■ **SHORT TASK**
Which lines hold the string "已知信号"? Copy every one of them.

|---|

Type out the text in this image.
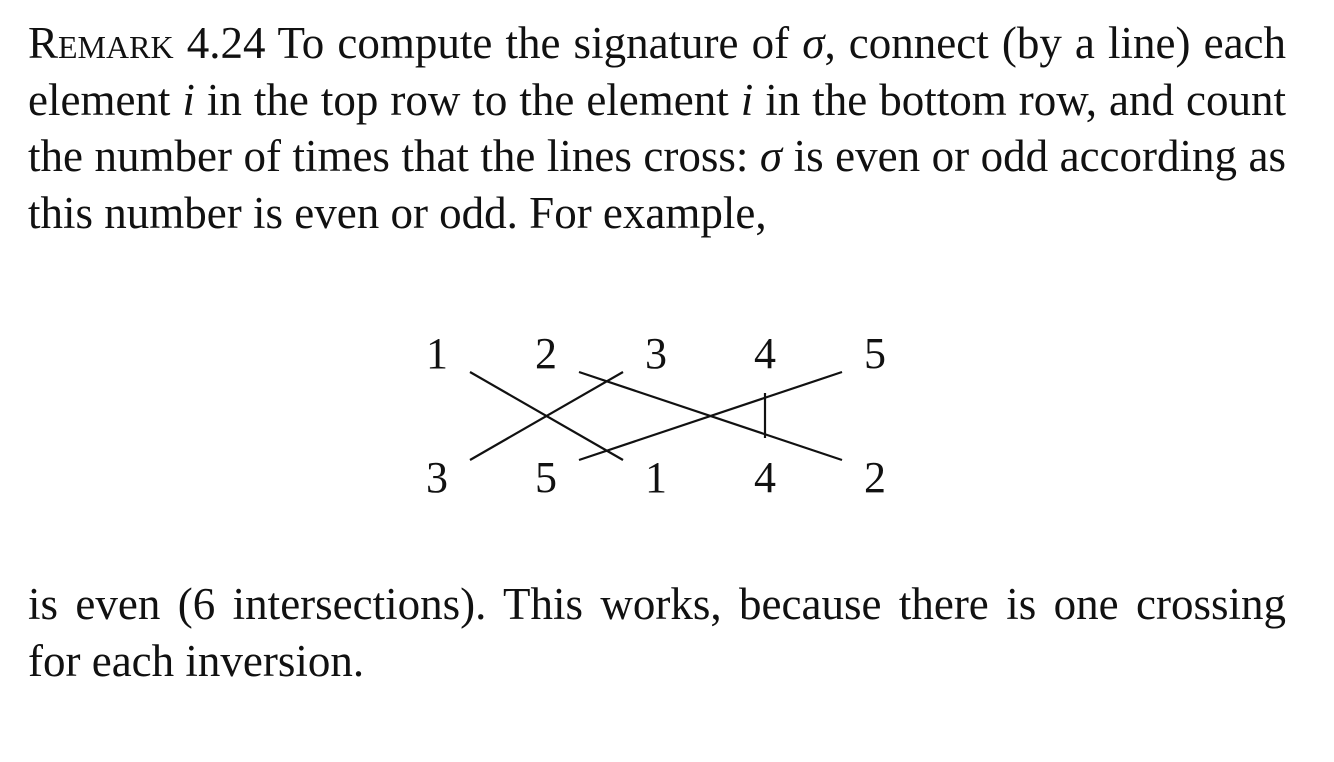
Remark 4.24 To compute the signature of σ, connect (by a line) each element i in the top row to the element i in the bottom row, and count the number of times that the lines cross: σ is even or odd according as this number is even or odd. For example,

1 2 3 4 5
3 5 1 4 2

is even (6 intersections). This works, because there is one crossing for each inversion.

|---|

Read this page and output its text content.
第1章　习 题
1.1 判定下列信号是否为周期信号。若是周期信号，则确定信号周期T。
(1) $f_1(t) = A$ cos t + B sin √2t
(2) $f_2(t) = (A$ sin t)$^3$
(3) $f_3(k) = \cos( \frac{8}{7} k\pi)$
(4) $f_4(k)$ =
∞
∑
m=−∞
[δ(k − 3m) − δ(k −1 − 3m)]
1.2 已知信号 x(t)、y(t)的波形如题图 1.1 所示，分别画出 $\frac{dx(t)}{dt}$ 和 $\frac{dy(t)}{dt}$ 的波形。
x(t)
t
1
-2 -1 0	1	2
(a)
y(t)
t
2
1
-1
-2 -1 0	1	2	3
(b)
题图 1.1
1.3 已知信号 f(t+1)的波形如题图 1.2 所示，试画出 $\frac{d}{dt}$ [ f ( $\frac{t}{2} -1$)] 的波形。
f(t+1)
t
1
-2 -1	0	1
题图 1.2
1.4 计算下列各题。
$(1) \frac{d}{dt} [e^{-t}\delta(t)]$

|---|

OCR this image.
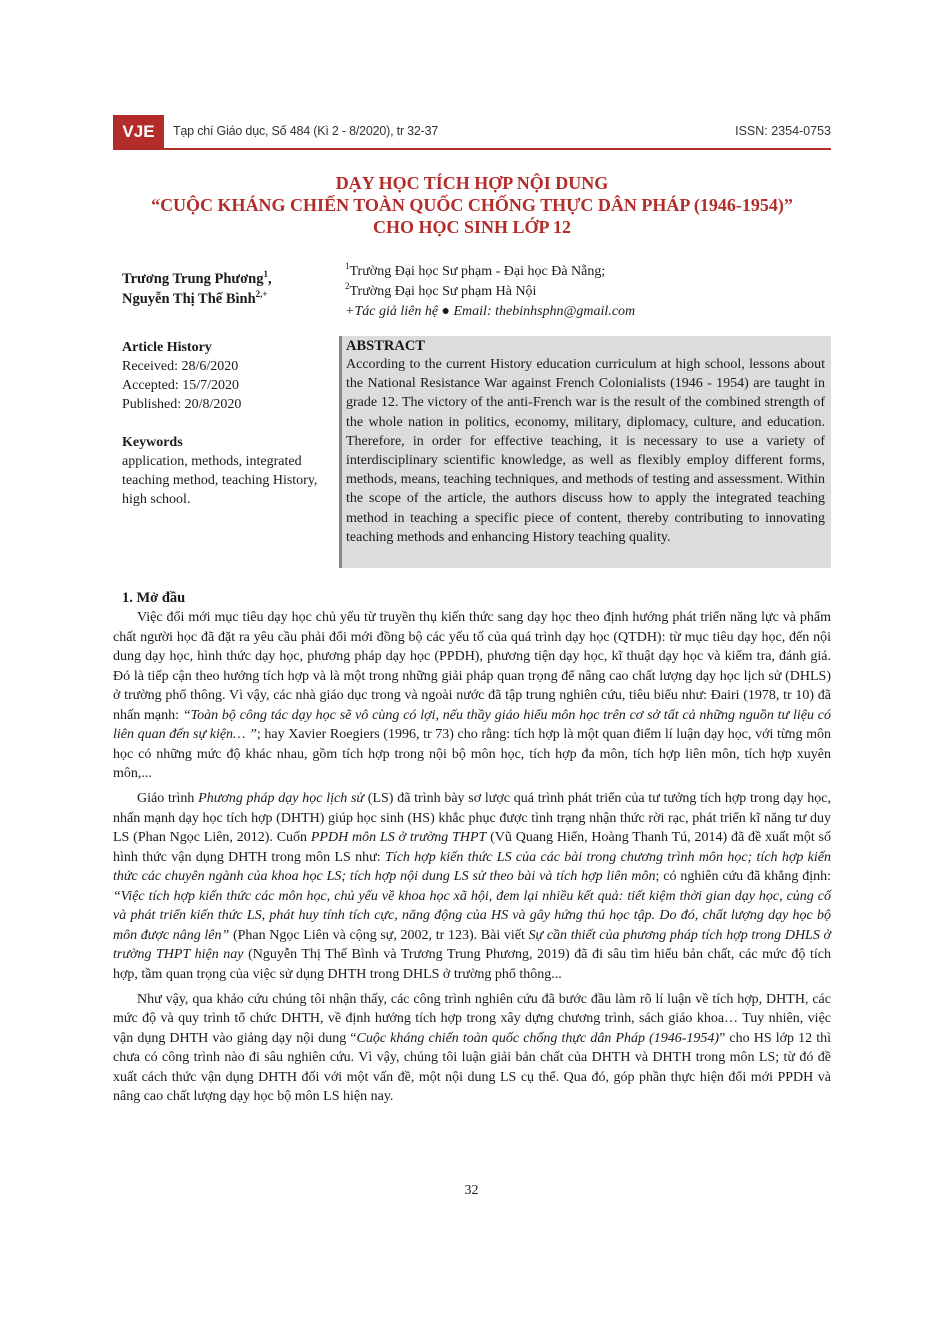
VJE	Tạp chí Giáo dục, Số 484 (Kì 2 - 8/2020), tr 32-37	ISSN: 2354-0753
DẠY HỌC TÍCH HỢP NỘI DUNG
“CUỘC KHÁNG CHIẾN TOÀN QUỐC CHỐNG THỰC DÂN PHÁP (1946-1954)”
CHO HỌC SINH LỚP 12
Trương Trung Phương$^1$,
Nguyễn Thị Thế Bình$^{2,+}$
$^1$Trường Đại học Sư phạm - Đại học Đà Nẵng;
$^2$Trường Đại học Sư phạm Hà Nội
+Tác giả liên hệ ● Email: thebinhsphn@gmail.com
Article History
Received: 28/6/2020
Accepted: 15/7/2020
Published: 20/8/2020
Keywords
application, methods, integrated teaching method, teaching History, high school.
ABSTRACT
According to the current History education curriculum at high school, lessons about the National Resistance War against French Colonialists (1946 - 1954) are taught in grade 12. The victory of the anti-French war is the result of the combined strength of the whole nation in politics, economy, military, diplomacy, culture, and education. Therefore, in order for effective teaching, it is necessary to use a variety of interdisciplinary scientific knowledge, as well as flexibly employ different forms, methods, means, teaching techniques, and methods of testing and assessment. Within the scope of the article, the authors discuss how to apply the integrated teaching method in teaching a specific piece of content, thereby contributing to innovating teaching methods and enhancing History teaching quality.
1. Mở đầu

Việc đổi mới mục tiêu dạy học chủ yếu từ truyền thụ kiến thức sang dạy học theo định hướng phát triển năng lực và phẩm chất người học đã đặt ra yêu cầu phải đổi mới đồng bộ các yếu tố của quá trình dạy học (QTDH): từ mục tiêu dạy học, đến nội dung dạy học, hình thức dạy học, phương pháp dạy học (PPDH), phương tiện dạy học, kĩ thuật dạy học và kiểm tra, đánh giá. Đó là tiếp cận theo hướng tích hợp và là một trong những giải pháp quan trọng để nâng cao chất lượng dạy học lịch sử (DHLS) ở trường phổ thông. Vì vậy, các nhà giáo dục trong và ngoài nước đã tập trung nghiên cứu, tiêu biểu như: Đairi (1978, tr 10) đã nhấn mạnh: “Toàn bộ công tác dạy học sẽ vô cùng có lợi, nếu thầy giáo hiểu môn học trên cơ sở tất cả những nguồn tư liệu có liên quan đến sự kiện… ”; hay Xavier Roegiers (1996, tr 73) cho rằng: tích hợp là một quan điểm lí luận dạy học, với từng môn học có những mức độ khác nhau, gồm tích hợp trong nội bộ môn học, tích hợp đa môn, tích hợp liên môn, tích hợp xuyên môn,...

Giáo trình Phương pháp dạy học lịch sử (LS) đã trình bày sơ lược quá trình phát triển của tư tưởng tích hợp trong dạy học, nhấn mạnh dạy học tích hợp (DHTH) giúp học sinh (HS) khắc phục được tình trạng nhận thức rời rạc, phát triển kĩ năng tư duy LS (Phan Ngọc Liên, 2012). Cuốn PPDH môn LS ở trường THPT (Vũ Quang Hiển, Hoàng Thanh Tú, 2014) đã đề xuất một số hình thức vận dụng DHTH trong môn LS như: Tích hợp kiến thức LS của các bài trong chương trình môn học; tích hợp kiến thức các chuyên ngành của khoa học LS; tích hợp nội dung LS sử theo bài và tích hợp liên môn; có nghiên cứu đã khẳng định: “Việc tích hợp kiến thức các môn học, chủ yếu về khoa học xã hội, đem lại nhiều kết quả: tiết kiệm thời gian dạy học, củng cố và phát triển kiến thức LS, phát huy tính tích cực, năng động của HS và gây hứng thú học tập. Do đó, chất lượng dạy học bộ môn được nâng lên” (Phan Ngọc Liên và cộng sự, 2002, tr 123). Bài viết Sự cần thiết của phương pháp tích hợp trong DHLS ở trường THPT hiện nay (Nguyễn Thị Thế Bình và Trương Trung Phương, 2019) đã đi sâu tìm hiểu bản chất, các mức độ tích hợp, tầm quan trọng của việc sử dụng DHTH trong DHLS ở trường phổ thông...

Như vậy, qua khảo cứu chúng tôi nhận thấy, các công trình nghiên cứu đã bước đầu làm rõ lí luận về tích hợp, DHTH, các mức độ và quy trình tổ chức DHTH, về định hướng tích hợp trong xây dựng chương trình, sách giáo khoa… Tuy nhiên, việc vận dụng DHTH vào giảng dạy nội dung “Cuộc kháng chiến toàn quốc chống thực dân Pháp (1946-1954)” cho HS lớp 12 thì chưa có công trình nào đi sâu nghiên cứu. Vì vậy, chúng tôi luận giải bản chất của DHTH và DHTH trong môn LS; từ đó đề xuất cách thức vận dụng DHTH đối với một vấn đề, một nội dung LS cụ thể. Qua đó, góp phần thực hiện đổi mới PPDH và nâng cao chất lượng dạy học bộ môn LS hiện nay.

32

|---|

■ **WRITTEN SOLUTION**
1.2 已知信号 x(t)、y(t)的波形如题图 1.1 所示，分别画出 $\frac{dx(t)}{dt}$ 和 $\frac{dy(t)}{dt}$ 的波形。
1.3 已知信号 f(t+1)的波形如题图 1.2 所示，试画出 $\frac{d}{dt}$ [ f ( $\frac{t}{2} -1$)] 的波形。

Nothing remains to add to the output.